* Work instruction:
Write the next part of the article below about Truszkowski's research on multisensory processing, starting after its last sentence.

* Passage for review:
┌──
Torrey Lyn Salmon Truszkowski ‘12, a Ph.D. candidate at Brown University, returned to The University to present her research Friday. While at The University, Truszkowski majored in neuroscience and was a member of the honors program. She is currently studying multi sensory processing.
Truszkowski’s research centers around how the brain finds out about the world. We use our five senses to tell us about the world. These five senses send information to our brain, which processes the information and responds to it. While scientists know a lot about what happens when one sense sends information to the brain, they know less about what happens when more than one sense sends information at the same time.
For example, you can both see and hear a bee flying near flowers; both your eyes and your ears are relaying information back to your brain. Truszkowski is trying to see what happens in your brain when it integrates both types of information.
She began her research by knowing that there are neurons — specialized cells in the nervous system that can send messages throughout the body — that can respond to more than one sense. These cells live in the brainstem, and the response of the cell depends on how salient (how important) the stimulus is.
Truszkowski and the researchers with whom she works determined that neurons respond to stimuli based on the principle of inverse effectiveness. This means that when two small stimuli are combined, the neuron responds with a large response. However, when two large stimuli are combined, the neuron does not respond with a proportionately larger response. Thus, the difference between stimulus size and response size is smaller with a large stimulus than with a smaller stimulus.
Using tadpoles as a model, Truszkowski examined different levels of stimulus response. She looked at behavior responses using the whole organism, and she looked at the cellular response by examining the neurons themselves. In both cases, she determined the same thing: a lower-saliency combination of stimuli results in a greater response than a high-saliency combination of stimuli.
└──
* Given records:
┌──
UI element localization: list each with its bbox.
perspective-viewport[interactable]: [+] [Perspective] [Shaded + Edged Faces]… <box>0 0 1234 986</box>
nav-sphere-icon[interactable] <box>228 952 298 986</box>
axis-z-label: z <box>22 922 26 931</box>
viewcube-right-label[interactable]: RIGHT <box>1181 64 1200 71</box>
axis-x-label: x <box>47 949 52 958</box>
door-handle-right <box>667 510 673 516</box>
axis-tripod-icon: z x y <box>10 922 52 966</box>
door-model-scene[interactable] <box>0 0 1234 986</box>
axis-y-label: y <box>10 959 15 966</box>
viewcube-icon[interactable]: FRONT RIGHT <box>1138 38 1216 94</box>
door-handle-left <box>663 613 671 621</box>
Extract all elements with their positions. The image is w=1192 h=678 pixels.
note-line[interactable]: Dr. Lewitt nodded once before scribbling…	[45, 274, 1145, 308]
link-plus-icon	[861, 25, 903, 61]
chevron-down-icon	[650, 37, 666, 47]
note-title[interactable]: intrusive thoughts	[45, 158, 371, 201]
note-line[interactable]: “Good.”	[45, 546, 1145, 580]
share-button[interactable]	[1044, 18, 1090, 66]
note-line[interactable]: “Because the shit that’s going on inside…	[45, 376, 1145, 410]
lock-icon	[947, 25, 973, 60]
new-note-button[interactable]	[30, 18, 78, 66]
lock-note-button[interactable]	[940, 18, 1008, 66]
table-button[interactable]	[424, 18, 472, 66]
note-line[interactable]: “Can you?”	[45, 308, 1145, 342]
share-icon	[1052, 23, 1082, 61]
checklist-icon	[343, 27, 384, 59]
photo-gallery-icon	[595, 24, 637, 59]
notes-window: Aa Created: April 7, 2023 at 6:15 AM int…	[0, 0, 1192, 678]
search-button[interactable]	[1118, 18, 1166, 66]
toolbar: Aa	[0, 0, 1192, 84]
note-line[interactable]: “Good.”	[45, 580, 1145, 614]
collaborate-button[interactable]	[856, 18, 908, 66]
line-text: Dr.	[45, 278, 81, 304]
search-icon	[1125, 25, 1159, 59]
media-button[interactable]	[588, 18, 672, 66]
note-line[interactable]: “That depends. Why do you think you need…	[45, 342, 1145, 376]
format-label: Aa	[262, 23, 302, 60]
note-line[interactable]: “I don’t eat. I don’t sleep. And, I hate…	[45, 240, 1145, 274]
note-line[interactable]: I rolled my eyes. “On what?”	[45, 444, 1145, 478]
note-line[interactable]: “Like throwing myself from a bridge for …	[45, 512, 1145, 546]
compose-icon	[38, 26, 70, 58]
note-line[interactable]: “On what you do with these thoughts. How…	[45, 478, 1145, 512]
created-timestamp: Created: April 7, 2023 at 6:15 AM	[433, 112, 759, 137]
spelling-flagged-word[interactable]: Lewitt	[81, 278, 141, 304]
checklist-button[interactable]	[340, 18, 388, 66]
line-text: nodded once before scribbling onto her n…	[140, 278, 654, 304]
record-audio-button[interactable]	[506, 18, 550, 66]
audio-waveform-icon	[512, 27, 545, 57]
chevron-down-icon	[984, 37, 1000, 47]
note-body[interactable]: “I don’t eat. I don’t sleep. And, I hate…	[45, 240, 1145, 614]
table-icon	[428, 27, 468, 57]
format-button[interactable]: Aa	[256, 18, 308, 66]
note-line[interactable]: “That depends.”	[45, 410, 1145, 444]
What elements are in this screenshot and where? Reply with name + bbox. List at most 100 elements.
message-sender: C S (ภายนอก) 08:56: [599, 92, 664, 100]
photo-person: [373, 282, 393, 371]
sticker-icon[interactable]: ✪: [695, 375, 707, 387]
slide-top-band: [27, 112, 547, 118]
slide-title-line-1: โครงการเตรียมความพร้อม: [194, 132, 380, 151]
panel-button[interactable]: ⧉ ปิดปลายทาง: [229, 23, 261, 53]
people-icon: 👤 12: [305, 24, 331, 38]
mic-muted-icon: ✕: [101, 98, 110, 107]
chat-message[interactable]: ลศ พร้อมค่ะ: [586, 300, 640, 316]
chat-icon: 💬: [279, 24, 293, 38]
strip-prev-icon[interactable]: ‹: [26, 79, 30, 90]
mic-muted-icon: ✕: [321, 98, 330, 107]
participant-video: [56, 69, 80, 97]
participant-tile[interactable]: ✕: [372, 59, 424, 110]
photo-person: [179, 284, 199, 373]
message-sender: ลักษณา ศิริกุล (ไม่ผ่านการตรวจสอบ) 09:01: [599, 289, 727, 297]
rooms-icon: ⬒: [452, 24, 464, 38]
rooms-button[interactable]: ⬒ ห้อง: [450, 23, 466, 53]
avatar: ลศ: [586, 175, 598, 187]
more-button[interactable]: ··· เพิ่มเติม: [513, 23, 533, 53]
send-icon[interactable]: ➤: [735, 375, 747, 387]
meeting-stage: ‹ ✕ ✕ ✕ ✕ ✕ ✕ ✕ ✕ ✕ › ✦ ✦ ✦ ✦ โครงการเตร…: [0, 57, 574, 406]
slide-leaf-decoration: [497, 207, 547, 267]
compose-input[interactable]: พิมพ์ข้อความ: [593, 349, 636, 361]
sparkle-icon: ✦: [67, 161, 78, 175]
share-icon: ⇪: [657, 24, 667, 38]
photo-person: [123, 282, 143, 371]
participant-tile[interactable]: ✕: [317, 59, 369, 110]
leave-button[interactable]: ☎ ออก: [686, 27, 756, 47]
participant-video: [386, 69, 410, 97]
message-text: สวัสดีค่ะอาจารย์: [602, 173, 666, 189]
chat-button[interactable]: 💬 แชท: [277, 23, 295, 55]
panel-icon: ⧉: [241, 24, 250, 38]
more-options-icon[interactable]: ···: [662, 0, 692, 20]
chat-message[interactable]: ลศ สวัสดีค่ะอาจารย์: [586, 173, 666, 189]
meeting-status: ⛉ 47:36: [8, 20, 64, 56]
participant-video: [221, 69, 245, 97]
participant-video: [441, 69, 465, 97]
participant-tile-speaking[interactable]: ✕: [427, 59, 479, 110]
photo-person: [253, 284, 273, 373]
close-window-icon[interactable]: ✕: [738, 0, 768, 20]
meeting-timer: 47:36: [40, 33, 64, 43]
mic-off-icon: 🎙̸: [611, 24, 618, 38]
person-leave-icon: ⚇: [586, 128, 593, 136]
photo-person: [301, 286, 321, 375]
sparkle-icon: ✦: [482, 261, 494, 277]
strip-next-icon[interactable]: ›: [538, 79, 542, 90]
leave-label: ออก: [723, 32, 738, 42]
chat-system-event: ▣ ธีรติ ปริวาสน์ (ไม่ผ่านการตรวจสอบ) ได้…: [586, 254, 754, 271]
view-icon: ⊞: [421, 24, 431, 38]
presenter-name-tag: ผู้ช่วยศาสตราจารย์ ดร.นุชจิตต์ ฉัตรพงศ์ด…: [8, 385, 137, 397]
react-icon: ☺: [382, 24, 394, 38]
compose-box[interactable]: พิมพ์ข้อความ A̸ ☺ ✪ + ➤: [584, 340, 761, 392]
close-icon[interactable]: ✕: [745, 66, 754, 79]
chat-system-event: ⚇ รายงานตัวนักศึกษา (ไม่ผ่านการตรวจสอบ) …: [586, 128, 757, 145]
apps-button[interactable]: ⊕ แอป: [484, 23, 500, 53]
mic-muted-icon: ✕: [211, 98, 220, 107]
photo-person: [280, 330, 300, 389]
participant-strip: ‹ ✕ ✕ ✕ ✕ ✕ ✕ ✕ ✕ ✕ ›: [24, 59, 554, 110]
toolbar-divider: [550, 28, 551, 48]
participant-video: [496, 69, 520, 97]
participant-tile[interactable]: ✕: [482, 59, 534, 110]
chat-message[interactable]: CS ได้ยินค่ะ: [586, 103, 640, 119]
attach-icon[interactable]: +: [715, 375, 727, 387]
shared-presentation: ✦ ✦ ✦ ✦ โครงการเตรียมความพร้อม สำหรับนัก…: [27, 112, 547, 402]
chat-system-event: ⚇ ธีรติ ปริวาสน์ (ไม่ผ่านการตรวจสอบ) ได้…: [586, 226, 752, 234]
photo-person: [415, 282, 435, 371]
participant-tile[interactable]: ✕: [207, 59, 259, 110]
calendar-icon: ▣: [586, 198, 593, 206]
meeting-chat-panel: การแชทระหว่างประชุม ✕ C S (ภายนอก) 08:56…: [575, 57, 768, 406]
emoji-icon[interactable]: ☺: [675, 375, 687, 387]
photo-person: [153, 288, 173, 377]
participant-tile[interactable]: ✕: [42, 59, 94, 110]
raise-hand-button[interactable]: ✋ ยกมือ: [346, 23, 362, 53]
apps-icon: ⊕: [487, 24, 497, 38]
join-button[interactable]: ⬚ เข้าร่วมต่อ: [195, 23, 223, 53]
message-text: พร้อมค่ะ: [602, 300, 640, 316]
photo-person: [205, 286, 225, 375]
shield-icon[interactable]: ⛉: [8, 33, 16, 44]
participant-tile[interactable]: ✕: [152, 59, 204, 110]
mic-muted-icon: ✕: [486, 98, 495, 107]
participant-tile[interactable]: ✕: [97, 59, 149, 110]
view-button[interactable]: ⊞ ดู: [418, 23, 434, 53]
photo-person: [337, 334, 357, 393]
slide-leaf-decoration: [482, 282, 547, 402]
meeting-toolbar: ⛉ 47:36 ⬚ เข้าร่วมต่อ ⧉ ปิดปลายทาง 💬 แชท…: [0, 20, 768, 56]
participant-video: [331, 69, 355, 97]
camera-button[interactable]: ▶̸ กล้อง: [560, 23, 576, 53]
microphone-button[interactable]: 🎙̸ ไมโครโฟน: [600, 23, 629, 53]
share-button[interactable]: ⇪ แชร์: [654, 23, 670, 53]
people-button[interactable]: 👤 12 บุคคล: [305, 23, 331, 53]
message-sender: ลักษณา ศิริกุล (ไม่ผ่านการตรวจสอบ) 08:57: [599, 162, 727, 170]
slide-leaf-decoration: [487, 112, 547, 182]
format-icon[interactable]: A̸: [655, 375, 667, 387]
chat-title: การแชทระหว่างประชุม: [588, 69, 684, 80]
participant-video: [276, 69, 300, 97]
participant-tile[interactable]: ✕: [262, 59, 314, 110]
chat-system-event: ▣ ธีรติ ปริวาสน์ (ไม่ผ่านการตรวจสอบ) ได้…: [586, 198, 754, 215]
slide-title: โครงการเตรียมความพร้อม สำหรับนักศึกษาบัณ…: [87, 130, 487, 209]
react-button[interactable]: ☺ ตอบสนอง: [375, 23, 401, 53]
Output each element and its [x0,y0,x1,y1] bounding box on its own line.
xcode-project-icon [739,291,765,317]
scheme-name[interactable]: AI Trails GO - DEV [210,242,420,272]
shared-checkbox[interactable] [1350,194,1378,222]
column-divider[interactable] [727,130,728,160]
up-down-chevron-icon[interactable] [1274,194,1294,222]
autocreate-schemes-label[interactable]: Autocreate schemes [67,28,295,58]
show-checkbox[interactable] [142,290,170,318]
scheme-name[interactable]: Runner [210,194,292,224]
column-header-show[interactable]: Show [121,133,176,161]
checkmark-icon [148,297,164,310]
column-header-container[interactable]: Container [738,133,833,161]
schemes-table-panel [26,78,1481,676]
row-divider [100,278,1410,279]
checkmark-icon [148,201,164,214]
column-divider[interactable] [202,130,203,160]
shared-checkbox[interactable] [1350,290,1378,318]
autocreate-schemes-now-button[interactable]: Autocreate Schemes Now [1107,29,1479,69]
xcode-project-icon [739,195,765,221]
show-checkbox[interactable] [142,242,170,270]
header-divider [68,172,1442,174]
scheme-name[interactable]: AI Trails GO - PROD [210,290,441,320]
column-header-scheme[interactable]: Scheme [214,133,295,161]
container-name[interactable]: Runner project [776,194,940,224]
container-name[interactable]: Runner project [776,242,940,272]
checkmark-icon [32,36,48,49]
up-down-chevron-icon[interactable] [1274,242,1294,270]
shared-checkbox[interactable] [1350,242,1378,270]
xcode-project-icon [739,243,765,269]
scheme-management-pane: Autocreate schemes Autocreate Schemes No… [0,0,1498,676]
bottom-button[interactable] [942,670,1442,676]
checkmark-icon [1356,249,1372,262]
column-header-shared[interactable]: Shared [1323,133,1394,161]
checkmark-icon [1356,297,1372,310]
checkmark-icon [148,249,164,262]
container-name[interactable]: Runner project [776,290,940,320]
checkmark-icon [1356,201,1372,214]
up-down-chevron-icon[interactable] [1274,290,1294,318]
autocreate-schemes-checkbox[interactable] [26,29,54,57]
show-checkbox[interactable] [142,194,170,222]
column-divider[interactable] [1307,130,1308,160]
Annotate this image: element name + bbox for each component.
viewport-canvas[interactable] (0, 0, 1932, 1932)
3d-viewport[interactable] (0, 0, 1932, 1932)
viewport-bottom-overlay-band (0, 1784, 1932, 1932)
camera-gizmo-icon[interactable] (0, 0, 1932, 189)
└──
* Output below:
After talking about her research, Truszkowski spent some time discussing graduate school and what she plans on doing after she finishes graduate school. She pointed out that there are many options for new doctorate holders, not just careers in academia. One option she is looking at is working to improve the perceptions of science and scientists by increasing scientific literacy and education. Another avenue she is considering is using her scientific knowledge and abilities to help inform public policy.
A final avenue she is thinking about is scientific diplomacy: using science to facilitate or improve relations between countries.
She explains that she wants to “make real change, and be the person who changes the world.”
Truszkowski encouraged those considering a career in research to gain experience and find a good research advisor. She explained that the topic of one’s research does not matter as much as the person with whom one conducts research with. She cites her advisor, Carlos Aizenman Ph.D., as an example of a supportive advisor who allowed her to pursue her research goals and her interests in using science to change the world. When asked what students should consider when applying to graduate school, Truszkowski responded, “If you’re thinking about a Ph.D., that’s something you need – a supportive advisor.”